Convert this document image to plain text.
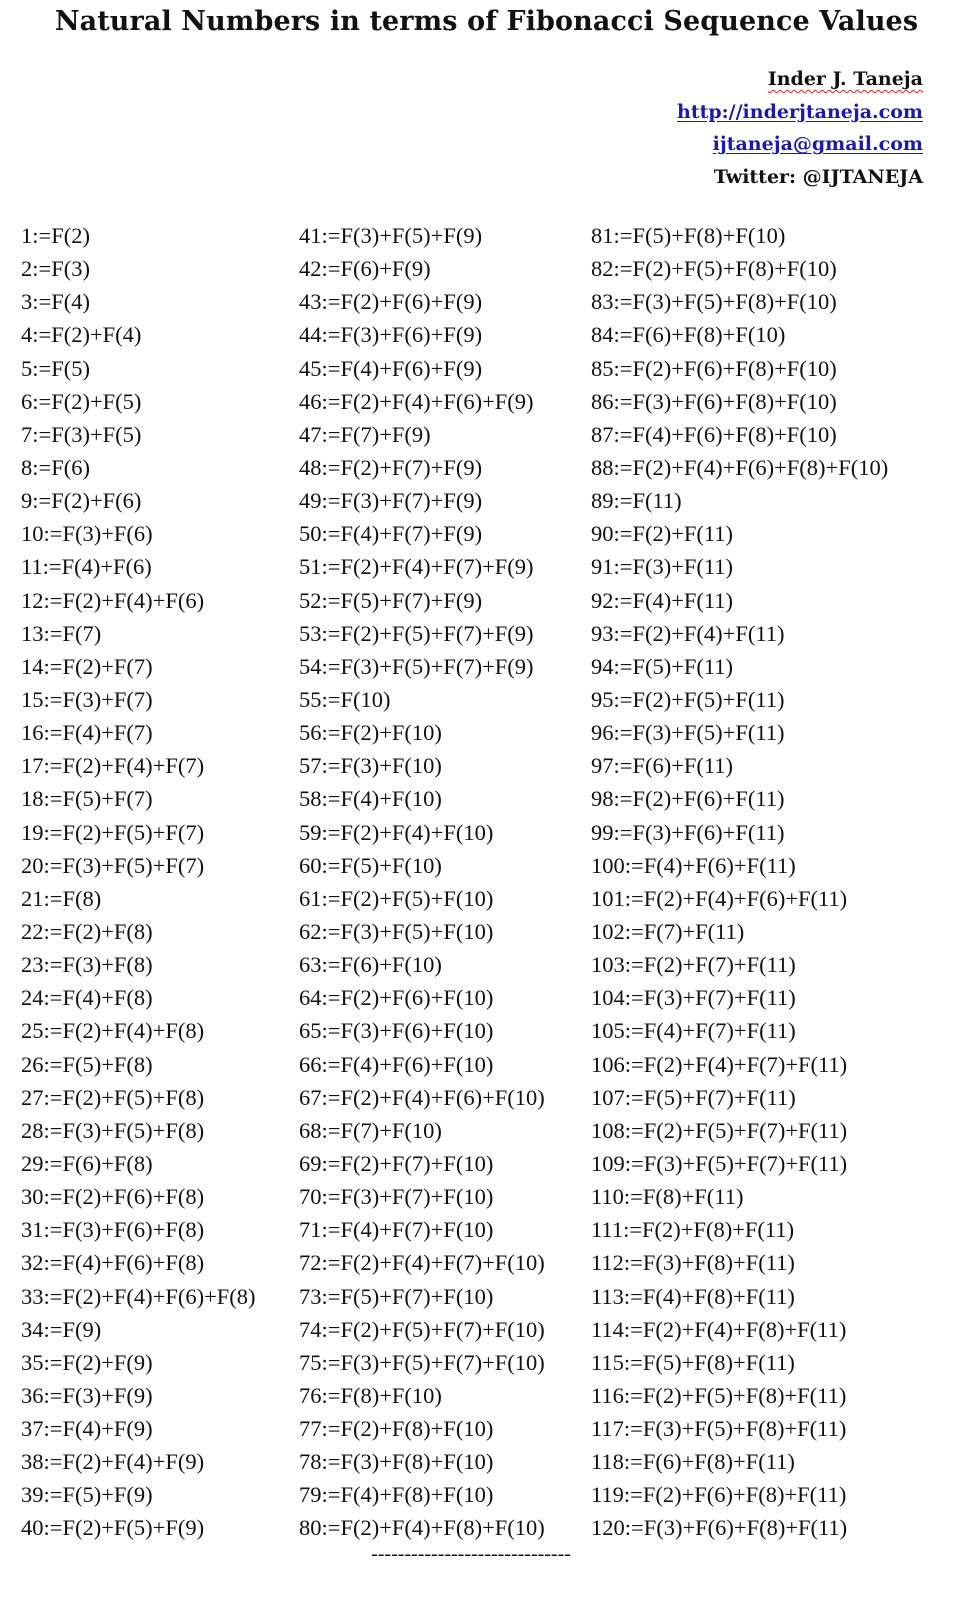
Natural Numbers in terms of Fibonacci Sequence Values
Inder J. Taneja
http://inderjtaneja.com
ijtaneja@gmail.com
Twitter: @IJTANEJA
1:=F(2)
2:=F(3)
3:=F(4)
4:=F(2)+F(4)
5:=F(5)
6:=F(2)+F(5)
7:=F(3)+F(5)
8:=F(6)
9:=F(2)+F(6)
10:=F(3)+F(6)
11:=F(4)+F(6)
12:=F(2)+F(4)+F(6)
13:=F(7)
14:=F(2)+F(7)
15:=F(3)+F(7)
16:=F(4)+F(7)
17:=F(2)+F(4)+F(7)
18:=F(5)+F(7)
19:=F(2)+F(5)+F(7)
20:=F(3)+F(5)+F(7)
21:=F(8)
22:=F(2)+F(8)
23:=F(3)+F(8)
24:=F(4)+F(8)
25:=F(2)+F(4)+F(8)
26:=F(5)+F(8)
27:=F(2)+F(5)+F(8)
28:=F(3)+F(5)+F(8)
29:=F(6)+F(8)
30:=F(2)+F(6)+F(8)
31:=F(3)+F(6)+F(8)
32:=F(4)+F(6)+F(8)
33:=F(2)+F(4)+F(6)+F(8)
34:=F(9)
35:=F(2)+F(9)
36:=F(3)+F(9)
37:=F(4)+F(9)
38:=F(2)+F(4)+F(9)
39:=F(5)+F(9)
40:=F(2)+F(5)+F(9)
41:=F(3)+F(5)+F(9)
42:=F(6)+F(9)
43:=F(2)+F(6)+F(9)
44:=F(3)+F(6)+F(9)
45:=F(4)+F(6)+F(9)
46:=F(2)+F(4)+F(6)+F(9)
47:=F(7)+F(9)
48:=F(2)+F(7)+F(9)
49:=F(3)+F(7)+F(9)
50:=F(4)+F(7)+F(9)
51:=F(2)+F(4)+F(7)+F(9)
52:=F(5)+F(7)+F(9)
53:=F(2)+F(5)+F(7)+F(9)
54:=F(3)+F(5)+F(7)+F(9)
55:=F(10)
56:=F(2)+F(10)
57:=F(3)+F(10)
58:=F(4)+F(10)
59:=F(2)+F(4)+F(10)
60:=F(5)+F(10)
61:=F(2)+F(5)+F(10)
62:=F(3)+F(5)+F(10)
63:=F(6)+F(10)
64:=F(2)+F(6)+F(10)
65:=F(3)+F(6)+F(10)
66:=F(4)+F(6)+F(10)
67:=F(2)+F(4)+F(6)+F(10)
68:=F(7)+F(10)
69:=F(2)+F(7)+F(10)
70:=F(3)+F(7)+F(10)
71:=F(4)+F(7)+F(10)
72:=F(2)+F(4)+F(7)+F(10)
73:=F(5)+F(7)+F(10)
74:=F(2)+F(5)+F(7)+F(10)
75:=F(3)+F(5)+F(7)+F(10)
76:=F(8)+F(10)
77:=F(2)+F(8)+F(10)
78:=F(3)+F(8)+F(10)
79:=F(4)+F(8)+F(10)
80:=F(2)+F(4)+F(8)+F(10)
81:=F(5)+F(8)+F(10)
82:=F(2)+F(5)+F(8)+F(10)
83:=F(3)+F(5)+F(8)+F(10)
84:=F(6)+F(8)+F(10)
85:=F(2)+F(6)+F(8)+F(10)
86:=F(3)+F(6)+F(8)+F(10)
87:=F(4)+F(6)+F(8)+F(10)
88:=F(2)+F(4)+F(6)+F(8)+F(10)
89:=F(11)
90:=F(2)+F(11)
91:=F(3)+F(11)
92:=F(4)+F(11)
93:=F(2)+F(4)+F(11)
94:=F(5)+F(11)
95:=F(2)+F(5)+F(11)
96:=F(3)+F(5)+F(11)
97:=F(6)+F(11)
98:=F(2)+F(6)+F(11)
99:=F(3)+F(6)+F(11)
100:=F(4)+F(6)+F(11)
101:=F(2)+F(4)+F(6)+F(11)
102:=F(7)+F(11)
103:=F(2)+F(7)+F(11)
104:=F(3)+F(7)+F(11)
105:=F(4)+F(7)+F(11)
106:=F(2)+F(4)+F(7)+F(11)
107:=F(5)+F(7)+F(11)
108:=F(2)+F(5)+F(7)+F(11)
109:=F(3)+F(5)+F(7)+F(11)
110:=F(8)+F(11)
111:=F(2)+F(8)+F(11)
112:=F(3)+F(8)+F(11)
113:=F(4)+F(8)+F(11)
114:=F(2)+F(4)+F(8)+F(11)
115:=F(5)+F(8)+F(11)
116:=F(2)+F(5)+F(8)+F(11)
117:=F(3)+F(5)+F(8)+F(11)
118:=F(6)+F(8)+F(11)
119:=F(2)+F(6)+F(8)+F(11)
120:=F(3)+F(6)+F(8)+F(11)
------------------------------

- Exercise details -
The records above must be transcribed exactly. Pictures are left out of the copy.

- Solution to the problem -
Convert this document image to plain text.
Natural Numbers in terms of Fibonacci Sequence Values
Inder J. Taneja
http://inderjtaneja.com
ijtaneja@gmail.com
Twitter: @IJTANEJA
1:=F(2)
2:=F(3)
3:=F(4)
4:=F(2)+F(4)
5:=F(5)
6:=F(2)+F(5)
7:=F(3)+F(5)
8:=F(6)
9:=F(2)+F(6)
10:=F(3)+F(6)
11:=F(4)+F(6)
12:=F(2)+F(4)+F(6)
13:=F(7)
14:=F(2)+F(7)
15:=F(3)+F(7)
16:=F(4)+F(7)
17:=F(2)+F(4)+F(7)
18:=F(5)+F(7)
19:=F(2)+F(5)+F(7)
20:=F(3)+F(5)+F(7)
21:=F(8)
22:=F(2)+F(8)
23:=F(3)+F(8)
24:=F(4)+F(8)
25:=F(2)+F(4)+F(8)
26:=F(5)+F(8)
27:=F(2)+F(5)+F(8)
28:=F(3)+F(5)+F(8)
29:=F(6)+F(8)
30:=F(2)+F(6)+F(8)
31:=F(3)+F(6)+F(8)
32:=F(4)+F(6)+F(8)
33:=F(2)+F(4)+F(6)+F(8)
34:=F(9)
35:=F(2)+F(9)
36:=F(3)+F(9)
37:=F(4)+F(9)
38:=F(2)+F(4)+F(9)
39:=F(5)+F(9)
40:=F(2)+F(5)+F(9)
41:=F(3)+F(5)+F(9)
42:=F(6)+F(9)
43:=F(2)+F(6)+F(9)
44:=F(3)+F(6)+F(9)
45:=F(4)+F(6)+F(9)
46:=F(2)+F(4)+F(6)+F(9)
47:=F(7)+F(9)
48:=F(2)+F(7)+F(9)
49:=F(3)+F(7)+F(9)
50:=F(4)+F(7)+F(9)
51:=F(2)+F(4)+F(7)+F(9)
52:=F(5)+F(7)+F(9)
53:=F(2)+F(5)+F(7)+F(9)
54:=F(3)+F(5)+F(7)+F(9)
55:=F(10)
56:=F(2)+F(10)
57:=F(3)+F(10)
58:=F(4)+F(10)
59:=F(2)+F(4)+F(10)
60:=F(5)+F(10)
61:=F(2)+F(5)+F(10)
62:=F(3)+F(5)+F(10)
63:=F(6)+F(10)
64:=F(2)+F(6)+F(10)
65:=F(3)+F(6)+F(10)
66:=F(4)+F(6)+F(10)
67:=F(2)+F(4)+F(6)+F(10)
68:=F(7)+F(10)
69:=F(2)+F(7)+F(10)
70:=F(3)+F(7)+F(10)
71:=F(4)+F(7)+F(10)
72:=F(2)+F(4)+F(7)+F(10)
73:=F(5)+F(7)+F(10)
74:=F(2)+F(5)+F(7)+F(10)
75:=F(3)+F(5)+F(7)+F(10)
76:=F(8)+F(10)
77:=F(2)+F(8)+F(10)
78:=F(3)+F(8)+F(10)
79:=F(4)+F(8)+F(10)
80:=F(2)+F(4)+F(8)+F(10)
81:=F(5)+F(8)+F(10)
82:=F(2)+F(5)+F(8)+F(10)
83:=F(3)+F(5)+F(8)+F(10)
84:=F(6)+F(8)+F(10)
85:=F(2)+F(6)+F(8)+F(10)
86:=F(3)+F(6)+F(8)+F(10)
87:=F(4)+F(6)+F(8)+F(10)
88:=F(2)+F(4)+F(6)+F(8)+F(10)
89:=F(11)
90:=F(2)+F(11)
91:=F(3)+F(11)
92:=F(4)+F(11)
93:=F(2)+F(4)+F(11)
94:=F(5)+F(11)
95:=F(2)+F(5)+F(11)
96:=F(3)+F(5)+F(11)
97:=F(6)+F(11)
98:=F(2)+F(6)+F(11)
99:=F(3)+F(6)+F(11)
100:=F(4)+F(6)+F(11)
101:=F(2)+F(4)+F(6)+F(11)
102:=F(7)+F(11)
103:=F(2)+F(7)+F(11)
104:=F(3)+F(7)+F(11)
105:=F(4)+F(7)+F(11)
106:=F(2)+F(4)+F(7)+F(11)
107:=F(5)+F(7)+F(11)
108:=F(2)+F(5)+F(7)+F(11)
109:=F(3)+F(5)+F(7)+F(11)
110:=F(8)+F(11)
111:=F(2)+F(8)+F(11)
112:=F(3)+F(8)+F(11)
113:=F(4)+F(8)+F(11)
114:=F(2)+F(4)+F(8)+F(11)
115:=F(5)+F(8)+F(11)
116:=F(2)+F(5)+F(8)+F(11)
117:=F(3)+F(5)+F(8)+F(11)
118:=F(6)+F(8)+F(11)
119:=F(2)+F(6)+F(8)+F(11)
120:=F(3)+F(6)+F(8)+F(11)
------------------------------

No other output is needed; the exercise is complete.